Given problem: For the listing below, give the count of lines containing the string "this" and nothing else.

━━━ Task data ━━━

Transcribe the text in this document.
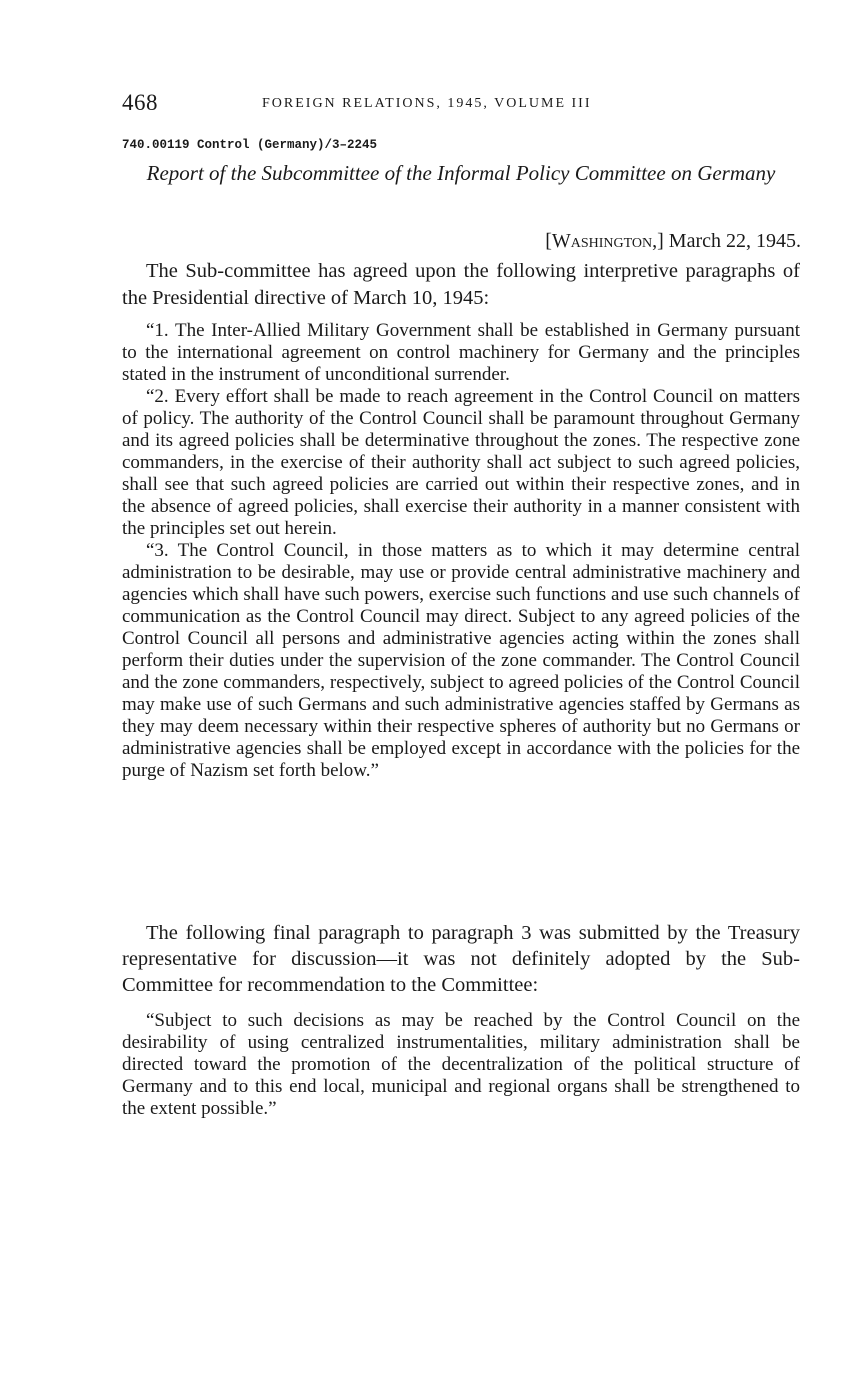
468	FOREIGN RELATIONS, 1945, VOLUME III
740.00119 Control (Germany)/3–2245
Report of the Subcommittee of the Informal Policy Committee on Germany
[Washington,] March 22, 1945.

The Sub-committee has agreed upon the following interpretive paragraphs of the Presidential directive of March 10, 1945:

“1. The Inter-Allied Military Government shall be established in Germany pursuant to the international agreement on control machinery for Germany and the principles stated in the instrument of unconditional surrender.

“2. Every effort shall be made to reach agreement in the Control Council on matters of policy. The authority of the Control Council shall be paramount throughout Germany and its agreed policies shall be determinative throughout the zones. The respective zone commanders, in the exercise of their authority shall act subject to such agreed policies, shall see that such agreed policies are carried out within their respective zones, and in the absence of agreed policies, shall exercise their authority in a manner consistent with the principles set out herein.

“3. The Control Council, in those matters as to which it may determine central administration to be desirable, may use or provide central administrative machinery and agencies which shall have such powers, exercise such functions and use such channels of communication as the Control Council may direct. Subject to any agreed policies of the Control Council all persons and administrative agencies acting within the zones shall perform their duties under the supervision of the zone commander. The Control Council and the zone commanders, respectively, subject to agreed policies of the Control Council may make use of such Germans and such administrative agencies staffed by Germans as they may deem necessary within their respective spheres of authority but no Germans or administrative agencies shall be employed except in accordance with the policies for the purge of Nazism set forth below.”

The following final paragraph to paragraph 3 was submitted by the Treasury representative for discussion—it was not definitely adopted by the Sub-Committee for recommendation to the Committee:

“Subject to such decisions as may be reached by the Control Council on the desirability of using centralized instrumentalities, military administration shall be directed toward the promotion of the decentralization of the political structure of Germany and to this end local, municipal and regional organs shall be strengthened to the extent possible.”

━━━

Complete answer: 2